Your instructions:
Copy each record exactly as it reads, leaving out any pictures it holds.

Exercise data:
================================

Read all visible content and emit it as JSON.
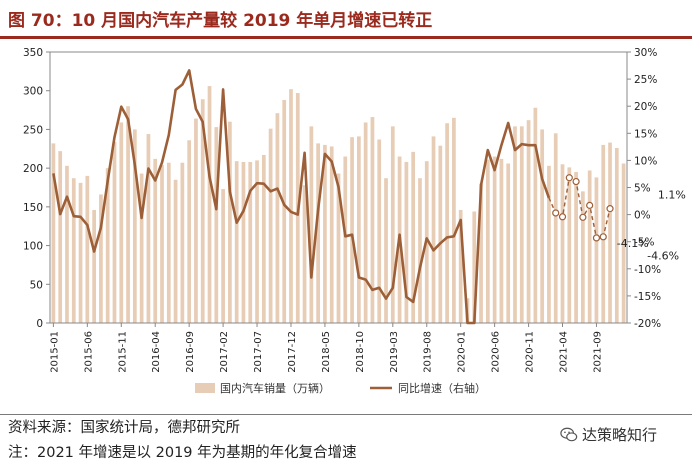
{
  "title": "图 70：10 月国内汽车产量较 2019 年单月增速已转正",
  "source": "资料来源：国家统计局，德邦研究所",
  "note": "注：2021 年增速是以 2019 年为基期的年化复合增速",
  "watermark": "达策略知行",
  "colors": {
    "title": "#9b2a1e",
    "bar": "#e8cdb6",
    "line": "#9c5f38",
    "dash_points": "#9c5f38"
  },
  "chart_data": {
    "type": "bar+line",
    "x_tick_labels": [
      "2015-01",
      "2015-06",
      "2015-11",
      "2016-04",
      "2016-09",
      "2017-02",
      "2017-07",
      "2017-12",
      "2018-05",
      "2018-10",
      "2019-03",
      "2019-08",
      "2020-01",
      "2020-06",
      "2020-11",
      "2021-04",
      "2021-09"
    ],
    "x_tick_every": 5,
    "x_start": "2015-01",
    "y_left": {
      "min": 0,
      "max": 350,
      "ticks": [
        0,
        50,
        100,
        150,
        200,
        250,
        300,
        350
      ]
    },
    "y_right": {
      "min": -20,
      "max": 30,
      "ticks": [
        "-20%",
        "-15%",
        "-10%",
        "-5%",
        "0%",
        "5%",
        "10%",
        "15%",
        "20%",
        "25%",
        "30%"
      ]
    },
    "legend_position": "bottom",
    "grid": "none",
    "series": [
      {
        "name": "国内汽车销量（万辆）",
        "type": "bar",
        "axis": "left",
        "values": [
          232,
          222,
          203,
          187,
          181,
          190,
          146,
          166,
          200,
          234,
          259,
          280,
          250,
          193,
          244,
          212,
          204,
          207,
          185,
          207,
          236,
          264,
          289,
          306,
          253,
          173,
          260,
          209,
          208,
          208,
          210,
          217,
          251,
          271,
          288,
          302,
          297,
          178,
          254,
          232,
          230,
          228,
          193,
          215,
          240,
          241,
          259,
          266,
          237,
          187,
          254,
          215,
          208,
          221,
          187,
          209,
          241,
          229,
          258,
          265,
          146,
          32,
          144,
          180,
          211,
          215,
          212,
          206,
          254,
          254,
          262,
          278,
          250,
          203,
          245,
          205,
          201,
          195,
          170,
          197,
          188,
          230,
          233,
          226,
          206
        ]
      },
      {
        "name": "同比增速（右轴）",
        "type": "line",
        "axis": "right",
        "values": [
          7.6,
          0.1,
          3.3,
          -0.3,
          -0.4,
          -1.9,
          -6.8,
          -2.4,
          6.2,
          14.3,
          19.9,
          17.6,
          9.1,
          -0.6,
          8.5,
          6.3,
          9.6,
          14.7,
          23.0,
          24.0,
          26.6,
          19.5,
          17.1,
          7.0,
          1.0,
          23.1,
          4.2,
          -1.5,
          0.7,
          4.4,
          5.8,
          5.7,
          4.3,
          4.8,
          1.8,
          0.5,
          0.0,
          11.4,
          -11.6,
          0.9,
          11.2,
          9.8,
          5.1,
          -4.0,
          -3.7,
          -11.6,
          -12.0,
          -13.9,
          -13.5,
          -15.5,
          -13.5,
          -3.7,
          -15.2,
          -16.1,
          -9.8,
          -4.4,
          -6.6,
          -5.3,
          -4.2,
          -4.0,
          -1.0,
          -45.0,
          -44.0,
          5.5,
          11.9,
          8.2,
          12.8,
          16.9,
          11.9,
          13.0,
          12.8,
          12.8,
          6.6,
          3.1
        ],
        "extension_values": [
          3.1,
          0.3,
          -0.4,
          6.8,
          6.1,
          -0.5,
          1.7,
          -4.3,
          -4.1,
          1.1
        ],
        "extension_style": "dashed with hollow markers"
      }
    ],
    "annotations": [
      {
        "text": "1.1%",
        "x_index": 92,
        "y": 1.1
      },
      {
        "text": "-4.1%",
        "x_index": 88,
        "y": -4.1
      },
      {
        "text": "-4.6%",
        "x_index": 91,
        "y": -4.6
      }
    ]
  }
}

================================

Task result:
Read all visible content and emit it as JSON.
{
  "title": "图 70：10 月国内汽车产量较 2019 年单月增速已转正",
  "source": "资料来源：国家统计局，德邦研究所",
  "note": "注：2021 年增速是以 2019 年为基期的年化复合增速",
  "watermark": "达策略知行",
  "colors": {
    "title": "#9b2a1e",
    "bar": "#e8cdb6",
    "line": "#9c5f38",
    "dash_points": "#9c5f38"
  },
  "chart_data": {
    "type": "bar+line",
    "x_tick_labels": [
      "2015-01",
      "2015-06",
      "2015-11",
      "2016-04",
      "2016-09",
      "2017-02",
      "2017-07",
      "2017-12",
      "2018-05",
      "2018-10",
      "2019-03",
      "2019-08",
      "2020-01",
      "2020-06",
      "2020-11",
      "2021-04",
      "2021-09"
    ],
    "x_tick_every": 5,
    "x_start": "2015-01",
    "y_left": {
      "min": 0,
      "max": 350,
      "ticks": [
        0,
        50,
        100,
        150,
        200,
        250,
        300,
        350
      ]
    },
    "y_right": {
      "min": -20,
      "max": 30,
      "ticks": [
        "-20%",
        "-15%",
        "-10%",
        "-5%",
        "0%",
        "5%",
        "10%",
        "15%",
        "20%",
        "25%",
        "30%"
      ]
    },
    "legend_position": "bottom",
    "grid": "none",
    "series": [
      {
        "name": "国内汽车销量（万辆）",
        "type": "bar",
        "axis": "left",
        "values": [
          232,
          222,
          203,
          187,
          181,
          190,
          146,
          166,
          200,
          234,
          259,
          280,
          250,
          193,
          244,
          212,
          204,
          207,
          185,
          207,
          236,
          264,
          289,
          306,
          253,
          173,
          260,
          209,
          208,
          208,
          210,
          217,
          251,
          271,
          288,
          302,
          297,
          178,
          254,
          232,
          230,
          228,
          193,
          215,
          240,
          241,
          259,
          266,
          237,
          187,
          254,
          215,
          208,
          221,
          187,
          209,
          241,
          229,
          258,
          265,
          146,
          32,
          144,
          180,
          211,
          215,
          212,
          206,
          254,
          254,
          262,
          278,
          250,
          203,
          245,
          205,
          201,
          195,
          170,
          197,
          188,
          230,
          233,
          226,
          206
        ]
      },
      {
        "name": "同比增速（右轴）",
        "type": "line",
        "axis": "right",
        "values": [
          7.6,
          0.1,
          3.3,
          -0.3,
          -0.4,
          -1.9,
          -6.8,
          -2.4,
          6.2,
          14.3,
          19.9,
          17.6,
          9.1,
          -0.6,
          8.5,
          6.3,
          9.6,
          14.7,
          23.0,
          24.0,
          26.6,
          19.5,
          17.1,
          7.0,
          1.0,
          23.1,
          4.2,
          -1.5,
          0.7,
          4.4,
          5.8,
          5.7,
          4.3,
          4.8,
          1.8,
          0.5,
          0.0,
          11.4,
          -11.6,
          0.9,
          11.2,
          9.8,
          5.1,
          -4.0,
          -3.7,
          -11.6,
          -12.0,
          -13.9,
          -13.5,
          -15.5,
          -13.5,
          -3.7,
          -15.2,
          -16.1,
          -9.8,
          -4.4,
          -6.6,
          -5.3,
          -4.2,
          -4.0,
          -1.0,
          -45.0,
          -44.0,
          5.5,
          11.9,
          8.2,
          12.8,
          16.9,
          11.9,
          13.0,
          12.8,
          12.8,
          6.6,
          3.1
        ],
        "extension_values": [
          3.1,
          0.3,
          -0.4,
          6.8,
          6.1,
          -0.5,
          1.7,
          -4.3,
          -4.1,
          1.1
        ],
        "extension_style": "dashed with hollow markers"
      }
    ],
    "annotations": [
      {
        "text": "1.1%",
        "x_index": 92,
        "y": 1.1
      },
      {
        "text": "-4.1%",
        "x_index": 88,
        "y": -4.1
      },
      {
        "text": "-4.6%",
        "x_index": 91,
        "y": -4.6
      }
    ]
  }
}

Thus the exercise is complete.